== EXERCISE ==
Wherever the string "spinal" appears in the entries below, return the line that holds it.

════════════════

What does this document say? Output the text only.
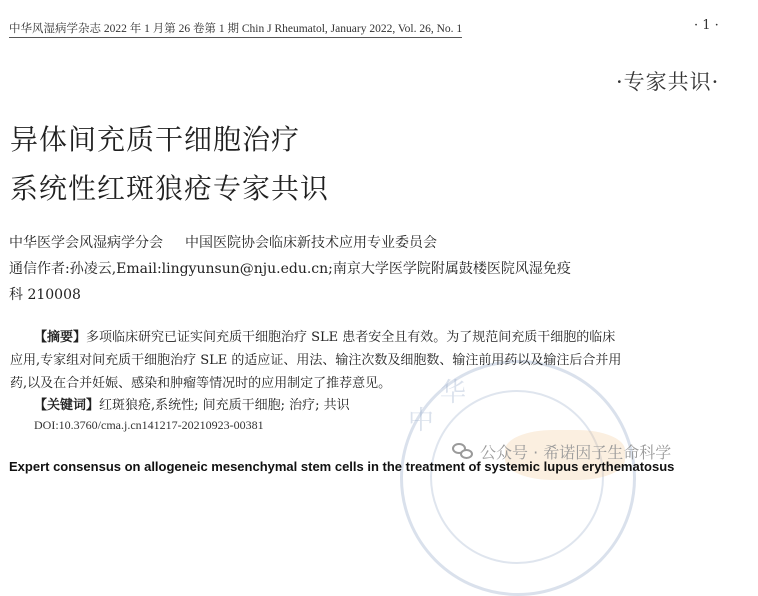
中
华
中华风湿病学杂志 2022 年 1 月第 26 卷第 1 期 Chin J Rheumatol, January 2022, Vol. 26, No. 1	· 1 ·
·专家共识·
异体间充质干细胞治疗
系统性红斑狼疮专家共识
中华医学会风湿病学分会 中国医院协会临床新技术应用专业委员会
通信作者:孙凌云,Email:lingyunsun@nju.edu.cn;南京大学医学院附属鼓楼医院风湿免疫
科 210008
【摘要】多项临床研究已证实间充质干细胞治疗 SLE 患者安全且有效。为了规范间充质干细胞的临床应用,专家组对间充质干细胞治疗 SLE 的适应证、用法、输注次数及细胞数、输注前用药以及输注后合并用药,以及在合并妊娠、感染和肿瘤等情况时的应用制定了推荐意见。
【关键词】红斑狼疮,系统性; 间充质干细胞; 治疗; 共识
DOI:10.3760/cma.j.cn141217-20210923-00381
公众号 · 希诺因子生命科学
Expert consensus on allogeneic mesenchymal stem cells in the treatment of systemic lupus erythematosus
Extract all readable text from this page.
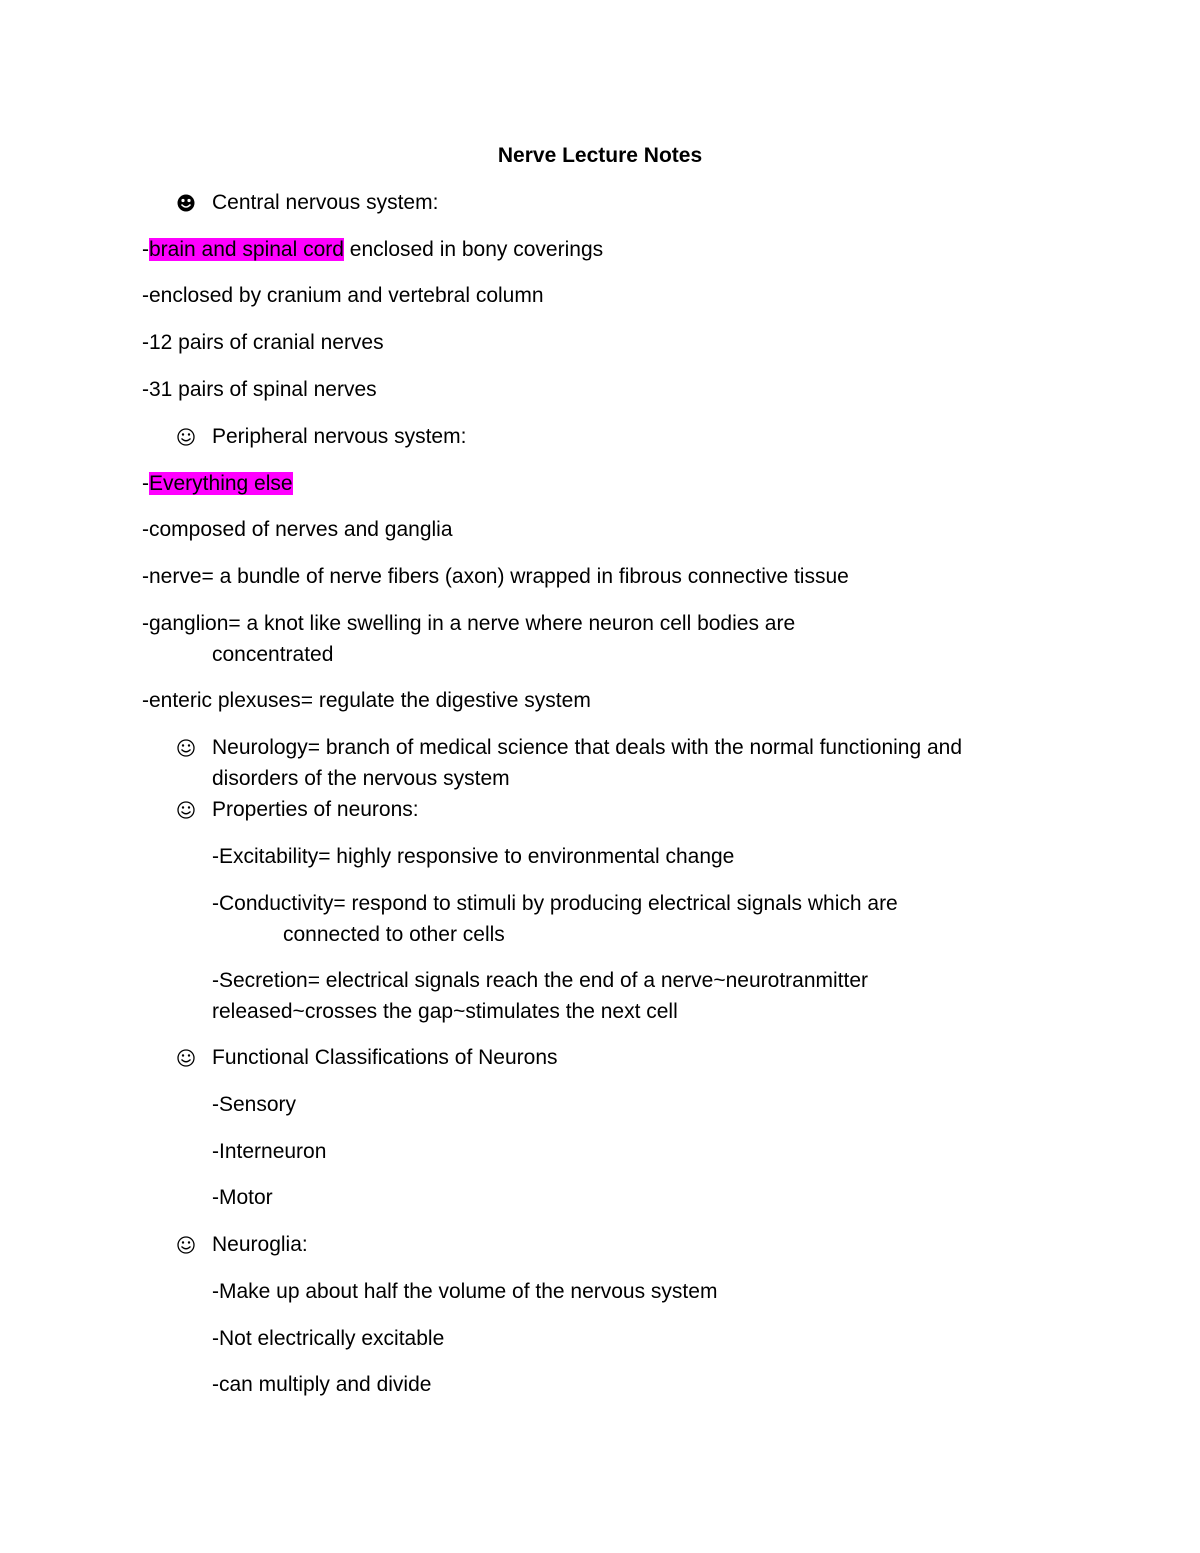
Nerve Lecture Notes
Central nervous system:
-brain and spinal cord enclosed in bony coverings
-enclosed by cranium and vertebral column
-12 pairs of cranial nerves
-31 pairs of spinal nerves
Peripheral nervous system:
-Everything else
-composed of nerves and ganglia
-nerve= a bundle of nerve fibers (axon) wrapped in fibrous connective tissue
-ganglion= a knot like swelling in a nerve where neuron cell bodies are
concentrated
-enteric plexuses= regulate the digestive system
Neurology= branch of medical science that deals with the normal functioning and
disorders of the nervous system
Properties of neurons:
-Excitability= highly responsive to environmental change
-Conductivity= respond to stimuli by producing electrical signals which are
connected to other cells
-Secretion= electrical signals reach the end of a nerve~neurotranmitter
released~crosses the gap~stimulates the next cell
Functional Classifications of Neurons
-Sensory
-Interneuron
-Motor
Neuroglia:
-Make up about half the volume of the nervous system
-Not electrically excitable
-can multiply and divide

════════════════

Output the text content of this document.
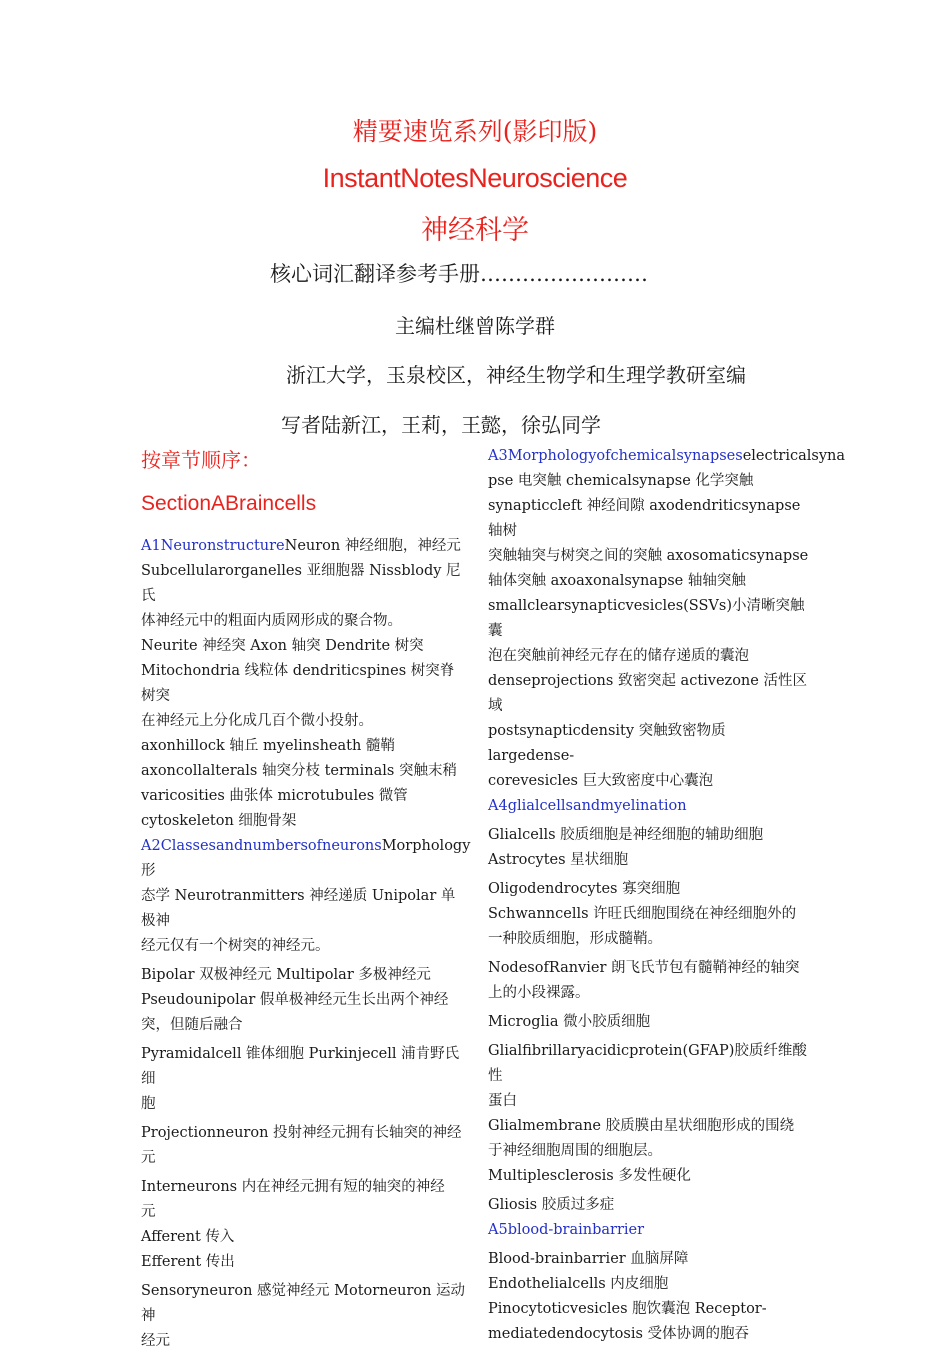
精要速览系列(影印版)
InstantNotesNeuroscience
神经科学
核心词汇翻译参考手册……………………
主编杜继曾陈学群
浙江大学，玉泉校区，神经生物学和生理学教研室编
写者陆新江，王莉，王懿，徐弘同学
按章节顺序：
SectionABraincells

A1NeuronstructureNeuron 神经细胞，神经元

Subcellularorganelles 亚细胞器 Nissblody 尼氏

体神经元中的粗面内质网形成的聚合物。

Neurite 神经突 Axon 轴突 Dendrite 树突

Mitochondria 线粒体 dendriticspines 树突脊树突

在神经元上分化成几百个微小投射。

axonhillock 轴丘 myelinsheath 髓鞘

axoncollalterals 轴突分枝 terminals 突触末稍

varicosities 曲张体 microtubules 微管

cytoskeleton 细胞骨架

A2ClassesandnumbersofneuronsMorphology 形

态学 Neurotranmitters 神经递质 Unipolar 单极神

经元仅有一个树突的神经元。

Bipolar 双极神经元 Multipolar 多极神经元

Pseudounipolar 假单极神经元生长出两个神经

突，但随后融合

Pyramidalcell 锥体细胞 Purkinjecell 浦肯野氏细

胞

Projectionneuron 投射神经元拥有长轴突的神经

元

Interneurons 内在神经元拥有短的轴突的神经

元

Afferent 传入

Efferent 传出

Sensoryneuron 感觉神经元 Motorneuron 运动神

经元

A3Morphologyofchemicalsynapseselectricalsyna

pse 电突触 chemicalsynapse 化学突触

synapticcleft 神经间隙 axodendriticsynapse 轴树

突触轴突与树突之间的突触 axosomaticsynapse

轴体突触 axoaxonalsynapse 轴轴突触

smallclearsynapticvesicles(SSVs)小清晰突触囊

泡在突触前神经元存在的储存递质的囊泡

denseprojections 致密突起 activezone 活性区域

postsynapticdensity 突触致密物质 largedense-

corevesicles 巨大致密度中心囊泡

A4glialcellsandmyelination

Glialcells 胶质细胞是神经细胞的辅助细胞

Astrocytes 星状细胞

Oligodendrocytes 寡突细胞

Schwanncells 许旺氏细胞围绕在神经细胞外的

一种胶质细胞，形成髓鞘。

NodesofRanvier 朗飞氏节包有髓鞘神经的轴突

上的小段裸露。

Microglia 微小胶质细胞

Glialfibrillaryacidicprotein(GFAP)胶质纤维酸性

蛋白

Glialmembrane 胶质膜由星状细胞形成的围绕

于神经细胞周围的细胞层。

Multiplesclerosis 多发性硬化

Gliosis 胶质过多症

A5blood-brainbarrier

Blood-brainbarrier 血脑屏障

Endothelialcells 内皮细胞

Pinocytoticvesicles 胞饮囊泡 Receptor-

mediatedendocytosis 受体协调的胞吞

════════════════

== RESPONSE ==
-brain and spinal cord enclosed in bony coverings
-31 pairs of spinal nerves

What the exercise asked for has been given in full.